── LISTING

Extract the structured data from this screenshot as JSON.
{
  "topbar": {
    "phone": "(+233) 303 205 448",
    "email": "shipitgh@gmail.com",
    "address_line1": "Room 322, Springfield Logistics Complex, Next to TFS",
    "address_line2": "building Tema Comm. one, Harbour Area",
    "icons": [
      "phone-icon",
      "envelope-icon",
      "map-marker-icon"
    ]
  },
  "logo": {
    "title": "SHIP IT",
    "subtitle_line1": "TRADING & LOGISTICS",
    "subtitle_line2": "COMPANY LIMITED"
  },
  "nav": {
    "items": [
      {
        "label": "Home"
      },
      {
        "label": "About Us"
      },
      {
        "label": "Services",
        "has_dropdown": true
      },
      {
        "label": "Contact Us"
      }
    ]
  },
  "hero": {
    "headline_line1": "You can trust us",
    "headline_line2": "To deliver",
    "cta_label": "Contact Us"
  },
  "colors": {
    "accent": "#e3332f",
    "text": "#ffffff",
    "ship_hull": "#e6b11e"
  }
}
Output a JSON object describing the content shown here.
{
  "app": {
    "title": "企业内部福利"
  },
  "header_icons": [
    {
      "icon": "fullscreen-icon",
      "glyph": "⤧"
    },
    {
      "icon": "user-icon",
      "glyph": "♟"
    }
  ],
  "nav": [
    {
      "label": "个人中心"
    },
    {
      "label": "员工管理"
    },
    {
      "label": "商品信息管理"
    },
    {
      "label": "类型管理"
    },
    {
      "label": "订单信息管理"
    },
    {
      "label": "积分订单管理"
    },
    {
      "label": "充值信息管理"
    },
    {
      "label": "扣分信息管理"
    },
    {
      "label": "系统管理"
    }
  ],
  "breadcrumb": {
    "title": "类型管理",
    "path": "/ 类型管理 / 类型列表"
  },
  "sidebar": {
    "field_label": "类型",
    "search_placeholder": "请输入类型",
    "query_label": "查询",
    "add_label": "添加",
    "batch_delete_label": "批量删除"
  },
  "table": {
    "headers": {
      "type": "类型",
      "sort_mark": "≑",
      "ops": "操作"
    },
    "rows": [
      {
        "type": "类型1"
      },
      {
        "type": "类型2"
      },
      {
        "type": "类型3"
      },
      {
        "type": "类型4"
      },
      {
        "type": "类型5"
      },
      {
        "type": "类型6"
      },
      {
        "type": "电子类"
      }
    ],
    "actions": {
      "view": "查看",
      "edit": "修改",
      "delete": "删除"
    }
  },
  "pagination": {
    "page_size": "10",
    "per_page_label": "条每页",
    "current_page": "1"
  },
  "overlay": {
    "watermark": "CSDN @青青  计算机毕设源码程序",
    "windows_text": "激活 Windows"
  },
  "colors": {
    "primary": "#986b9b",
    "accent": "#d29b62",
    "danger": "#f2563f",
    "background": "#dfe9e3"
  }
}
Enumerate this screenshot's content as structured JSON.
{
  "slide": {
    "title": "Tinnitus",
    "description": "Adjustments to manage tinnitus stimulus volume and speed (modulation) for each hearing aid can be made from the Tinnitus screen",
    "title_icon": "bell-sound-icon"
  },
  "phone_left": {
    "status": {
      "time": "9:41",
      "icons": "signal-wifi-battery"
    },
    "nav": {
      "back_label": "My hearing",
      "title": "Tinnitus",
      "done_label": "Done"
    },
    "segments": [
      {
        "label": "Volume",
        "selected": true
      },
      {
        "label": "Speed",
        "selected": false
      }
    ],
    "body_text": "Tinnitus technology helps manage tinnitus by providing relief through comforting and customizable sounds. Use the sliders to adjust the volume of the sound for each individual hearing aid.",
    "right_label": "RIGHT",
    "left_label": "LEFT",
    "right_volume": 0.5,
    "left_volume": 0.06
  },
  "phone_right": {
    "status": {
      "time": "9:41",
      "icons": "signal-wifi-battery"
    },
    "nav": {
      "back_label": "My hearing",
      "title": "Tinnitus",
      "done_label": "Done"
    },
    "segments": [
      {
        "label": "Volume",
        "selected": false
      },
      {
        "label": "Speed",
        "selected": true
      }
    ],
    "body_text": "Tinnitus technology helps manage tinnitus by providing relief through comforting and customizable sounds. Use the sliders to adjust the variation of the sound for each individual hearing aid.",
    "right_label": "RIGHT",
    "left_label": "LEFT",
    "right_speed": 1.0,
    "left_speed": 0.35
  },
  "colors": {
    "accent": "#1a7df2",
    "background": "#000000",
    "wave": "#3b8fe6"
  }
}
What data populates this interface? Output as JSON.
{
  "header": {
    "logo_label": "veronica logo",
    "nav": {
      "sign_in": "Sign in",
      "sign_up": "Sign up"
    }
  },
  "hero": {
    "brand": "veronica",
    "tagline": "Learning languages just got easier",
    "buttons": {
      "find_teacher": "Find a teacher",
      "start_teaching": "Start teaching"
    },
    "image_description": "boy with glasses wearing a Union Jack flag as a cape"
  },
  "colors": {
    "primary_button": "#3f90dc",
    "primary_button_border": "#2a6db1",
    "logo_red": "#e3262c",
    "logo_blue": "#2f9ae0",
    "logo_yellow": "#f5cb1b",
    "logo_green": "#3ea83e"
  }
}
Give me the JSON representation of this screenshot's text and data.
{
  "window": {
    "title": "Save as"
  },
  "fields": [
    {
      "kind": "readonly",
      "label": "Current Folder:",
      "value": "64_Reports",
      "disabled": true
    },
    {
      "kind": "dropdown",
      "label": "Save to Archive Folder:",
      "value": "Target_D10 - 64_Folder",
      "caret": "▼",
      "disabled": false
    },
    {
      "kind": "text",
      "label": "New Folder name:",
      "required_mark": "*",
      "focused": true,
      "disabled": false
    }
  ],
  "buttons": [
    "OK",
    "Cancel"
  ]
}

────

REQUIREMENTS. Transcribe the material exactly as it reads.

FULL SOLUTION.
Extract the structured data from this screenshot as JSON.
{
  "topbar": {
    "phone": "(+233) 303 205 448",
    "email": "shipitgh@gmail.com",
    "address_line1": "Room 322, Springfield Logistics Complex, Next to TFS",
    "address_line2": "building Tema Comm. one, Harbour Area",
    "icons": [
      "phone-icon",
      "envelope-icon",
      "map-marker-icon"
    ]
  },
  "logo": {
    "title": "SHIP IT",
    "subtitle_line1": "TRADING & LOGISTICS",
    "subtitle_line2": "COMPANY LIMITED"
  },
  "nav": {
    "items": [
      {
        "label": "Home"
      },
      {
        "label": "About Us"
      },
      {
        "label": "Services",
        "has_dropdown": true
      },
      {
        "label": "Contact Us"
      }
    ]
  },
  "hero": {
    "headline_line1": "You can trust us",
    "headline_line2": "To deliver",
    "cta_label": "Contact Us"
  },
  "colors": {
    "accent": "#e3332f",
    "text": "#ffffff",
    "ship_hull": "#e6b11e"
  }
}
Output a JSON object describing the content shown here.
{
  "app": {
    "title": "企业内部福利"
  },
  "header_icons": [
    {
      "icon": "fullscreen-icon",
      "glyph": "⤧"
    },
    {
      "icon": "user-icon",
      "glyph": "♟"
    }
  ],
  "nav": [
    {
      "label": "个人中心"
    },
    {
      "label": "员工管理"
    },
    {
      "label": "商品信息管理"
    },
    {
      "label": "类型管理"
    },
    {
      "label": "订单信息管理"
    },
    {
      "label": "积分订单管理"
    },
    {
      "label": "充值信息管理"
    },
    {
      "label": "扣分信息管理"
    },
    {
      "label": "系统管理"
    }
  ],
  "breadcrumb": {
    "title": "类型管理",
    "path": "/ 类型管理 / 类型列表"
  },
  "sidebar": {
    "field_label": "类型",
    "search_placeholder": "请输入类型",
    "query_label": "查询",
    "add_label": "添加",
    "batch_delete_label": "批量删除"
  },
  "table": {
    "headers": {
      "type": "类型",
      "sort_mark": "≑",
      "ops": "操作"
    },
    "rows": [
      {
        "type": "类型1"
      },
      {
        "type": "类型2"
      },
      {
        "type": "类型3"
      },
      {
        "type": "类型4"
      },
      {
        "type": "类型5"
      },
      {
        "type": "类型6"
      },
      {
        "type": "电子类"
      }
    ],
    "actions": {
      "view": "查看",
      "edit": "修改",
      "delete": "删除"
    }
  },
  "pagination": {
    "page_size": "10",
    "per_page_label": "条每页",
    "current_page": "1"
  },
  "overlay": {
    "watermark": "CSDN @青青  计算机毕设源码程序",
    "windows_text": "激活 Windows"
  },
  "colors": {
    "primary": "#986b9b",
    "accent": "#d29b62",
    "danger": "#f2563f",
    "background": "#dfe9e3"
  }
}
Enumerate this screenshot's content as structured JSON.
{
  "slide": {
    "title": "Tinnitus",
    "description": "Adjustments to manage tinnitus stimulus volume and speed (modulation) for each hearing aid can be made from the Tinnitus screen",
    "title_icon": "bell-sound-icon"
  },
  "phone_left": {
    "status": {
      "time": "9:41",
      "icons": "signal-wifi-battery"
    },
    "nav": {
      "back_label": "My hearing",
      "title": "Tinnitus",
      "done_label": "Done"
    },
    "segments": [
      {
        "label": "Volume",
        "selected": true
      },
      {
        "label": "Speed",
        "selected": false
      }
    ],
    "body_text": "Tinnitus technology helps manage tinnitus by providing relief through comforting and customizable sounds. Use the sliders to adjust the volume of the sound for each individual hearing aid.",
    "right_label": "RIGHT",
    "left_label": "LEFT",
    "right_volume": 0.5,
    "left_volume": 0.06
  },
  "phone_right": {
    "status": {
      "time": "9:41",
      "icons": "signal-wifi-battery"
    },
    "nav": {
      "back_label": "My hearing",
      "title": "Tinnitus",
      "done_label": "Done"
    },
    "segments": [
      {
        "label": "Volume",
        "selected": false
      },
      {
        "label": "Speed",
        "selected": true
      }
    ],
    "body_text": "Tinnitus technology helps manage tinnitus by providing relief through comforting and customizable sounds. Use the sliders to adjust the variation of the sound for each individual hearing aid.",
    "right_label": "RIGHT",
    "left_label": "LEFT",
    "right_speed": 1.0,
    "left_speed": 0.35
  },
  "colors": {
    "accent": "#1a7df2",
    "background": "#000000",
    "wave": "#3b8fe6"
  }
}
What data populates this interface? Output as JSON.
{
  "header": {
    "logo_label": "veronica logo",
    "nav": {
      "sign_in": "Sign in",
      "sign_up": "Sign up"
    }
  },
  "hero": {
    "brand": "veronica",
    "tagline": "Learning languages just got easier",
    "buttons": {
      "find_teacher": "Find a teacher",
      "start_teaching": "Start teaching"
    },
    "image_description": "boy with glasses wearing a Union Jack flag as a cape"
  },
  "colors": {
    "primary_button": "#3f90dc",
    "primary_button_border": "#2a6db1",
    "logo_red": "#e3262c",
    "logo_blue": "#2f9ae0",
    "logo_yellow": "#f5cb1b",
    "logo_green": "#3ea83e"
  }
}
Give me the JSON representation of this screenshot's text and data.
{
  "window": {
    "title": "Save as"
  },
  "fields": [
    {
      "kind": "readonly",
      "label": "Current Folder:",
      "value": "64_Reports",
      "disabled": true
    },
    {
      "kind": "dropdown",
      "label": "Save to Archive Folder:",
      "value": "Target_D10 - 64_Folder",
      "caret": "▼",
      "disabled": false
    },
    {
      "kind": "text",
      "label": "New Folder name:",
      "required_mark": "*",
      "focused": true,
      "disabled": false
    }
  ],
  "buttons": [
    "OK",
    "Cancel"
  ]
}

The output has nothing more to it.